What needs to be done :: Quote each record exactly, please, leaving none out.

Stored records ::
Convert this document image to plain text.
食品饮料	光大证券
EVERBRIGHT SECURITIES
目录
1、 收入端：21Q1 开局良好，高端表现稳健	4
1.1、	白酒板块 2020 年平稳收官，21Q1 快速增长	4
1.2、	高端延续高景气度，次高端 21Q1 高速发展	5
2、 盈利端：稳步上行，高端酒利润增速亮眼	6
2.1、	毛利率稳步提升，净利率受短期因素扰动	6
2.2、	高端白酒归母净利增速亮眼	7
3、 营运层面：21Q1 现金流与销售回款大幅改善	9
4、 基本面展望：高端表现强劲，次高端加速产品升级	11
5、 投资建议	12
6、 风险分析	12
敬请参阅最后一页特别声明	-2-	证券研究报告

Exercise response ::
Convert this document image to plain text.
食品饮料	光大证券
EVERBRIGHT SECURITIES
目录
1、 收入端：21Q1 开局良好，高端表现稳健	4
1.1、	白酒板块 2020 年平稳收官，21Q1 快速增长	4
1.2、	高端延续高景气度，次高端 21Q1 高速发展	5
2、 盈利端：稳步上行，高端酒利润增速亮眼	6
2.1、	毛利率稳步提升，净利率受短期因素扰动	6
2.2、	高端白酒归母净利增速亮眼	7
3、 营运层面：21Q1 现金流与销售回款大幅改善	9
4、 基本面展望：高端表现强劲，次高端加速产品升级	11
5、 投资建议	12
6、 风险分析	12
敬请参阅最后一页特别声明	-2-	证券研究报告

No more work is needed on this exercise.